*WORK TO COMPLETE*
Omit images. Retype all entries verbatim.

*DATA TO USE*
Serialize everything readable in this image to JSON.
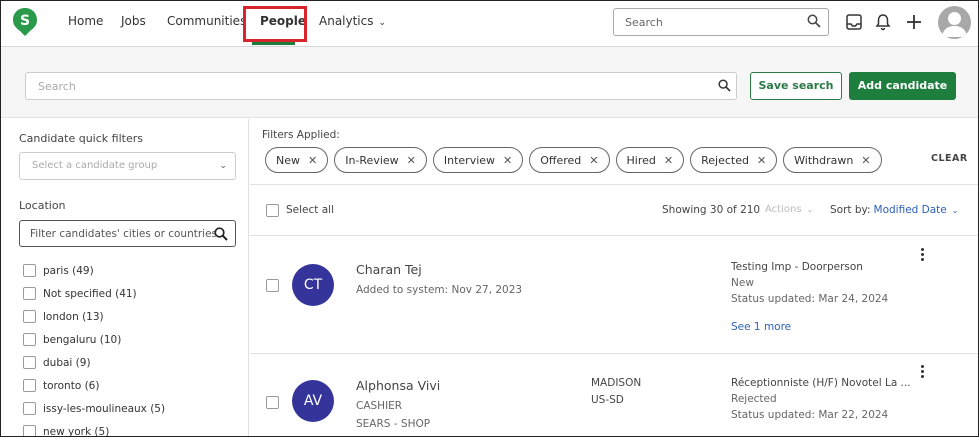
{
  "nav": {
    "logo_letter": "S",
    "items": [
      "Home",
      "Jobs",
      "Communities",
      "People",
      "Analytics"
    ],
    "search_placeholder": "Search"
  },
  "subbar": {
    "search_placeholder": "Search",
    "save_search_label": "Save search",
    "add_candidate_label": "Add candidate"
  },
  "sidebar": {
    "quick_filters_label": "Candidate quick filters",
    "group_select_placeholder": "Select a candidate group",
    "location_label": "Location",
    "location_placeholder": "Filter candidates' cities or countries",
    "locations": [
      "paris (49)",
      "Not specified (41)",
      "london (13)",
      "bengaluru (10)",
      "dubai (9)",
      "toronto (6)",
      "issy-les-moulineaux (5)",
      "new york (5)"
    ]
  },
  "filters": {
    "label": "Filters Applied:",
    "chips": [
      "New",
      "In-Review",
      "Interview",
      "Offered",
      "Hired",
      "Rejected",
      "Withdrawn"
    ],
    "clear_label": "CLEAR"
  },
  "list": {
    "select_all_label": "Select all",
    "showing_text": "Showing 30 of 210",
    "actions_label": "Actions",
    "sort_label": "Sort by:",
    "sort_value": "Modified Date"
  },
  "candidates": [
    {
      "initials": "CT",
      "name": "Charan Tej",
      "sub1": "Added to system: Nov 27, 2023",
      "job": "Testing Imp - Doorperson",
      "state": "New",
      "status_updated": "Status updated: Mar 24, 2024",
      "see_more": "See 1 more"
    },
    {
      "initials": "AV",
      "name": "Alphonsa Vivi",
      "sub1": "CASHIER",
      "sub2": "SEARS - SHOP",
      "location_line1": "MADISON",
      "location_line2": "US-SD",
      "job": "Réceptionniste (H/F) Novotel La ...",
      "state": "Rejected",
      "status_updated": "Status updated: Mar 22, 2024"
    }
  ],
  "colors": {
    "brand_green": "#1e7e3e",
    "highlight_red": "#d9232d",
    "avatar_purple": "#34349a",
    "link_blue": "#2c61b5"
  }
}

*ANSWER TO THIS TASK*
Serialize everything readable in this image to JSON.
{
  "nav": {
    "logo_letter": "S",
    "items": [
      "Home",
      "Jobs",
      "Communities",
      "People",
      "Analytics"
    ],
    "search_placeholder": "Search"
  },
  "subbar": {
    "search_placeholder": "Search",
    "save_search_label": "Save search",
    "add_candidate_label": "Add candidate"
  },
  "sidebar": {
    "quick_filters_label": "Candidate quick filters",
    "group_select_placeholder": "Select a candidate group",
    "location_label": "Location",
    "location_placeholder": "Filter candidates' cities or countries",
    "locations": [
      "paris (49)",
      "Not specified (41)",
      "london (13)",
      "bengaluru (10)",
      "dubai (9)",
      "toronto (6)",
      "issy-les-moulineaux (5)",
      "new york (5)"
    ]
  },
  "filters": {
    "label": "Filters Applied:",
    "chips": [
      "New",
      "In-Review",
      "Interview",
      "Offered",
      "Hired",
      "Rejected",
      "Withdrawn"
    ],
    "clear_label": "CLEAR"
  },
  "list": {
    "select_all_label": "Select all",
    "showing_text": "Showing 30 of 210",
    "actions_label": "Actions",
    "sort_label": "Sort by:",
    "sort_value": "Modified Date"
  },
  "candidates": [
    {
      "initials": "CT",
      "name": "Charan Tej",
      "sub1": "Added to system: Nov 27, 2023",
      "job": "Testing Imp - Doorperson",
      "state": "New",
      "status_updated": "Status updated: Mar 24, 2024",
      "see_more": "See 1 more"
    },
    {
      "initials": "AV",
      "name": "Alphonsa Vivi",
      "sub1": "CASHIER",
      "sub2": "SEARS - SHOP",
      "location_line1": "MADISON",
      "location_line2": "US-SD",
      "job": "Réceptionniste (H/F) Novotel La ...",
      "state": "Rejected",
      "status_updated": "Status updated: Mar 22, 2024"
    }
  ],
  "colors": {
    "brand_green": "#1e7e3e",
    "highlight_red": "#d9232d",
    "avatar_purple": "#34349a",
    "link_blue": "#2c61b5"
  }
}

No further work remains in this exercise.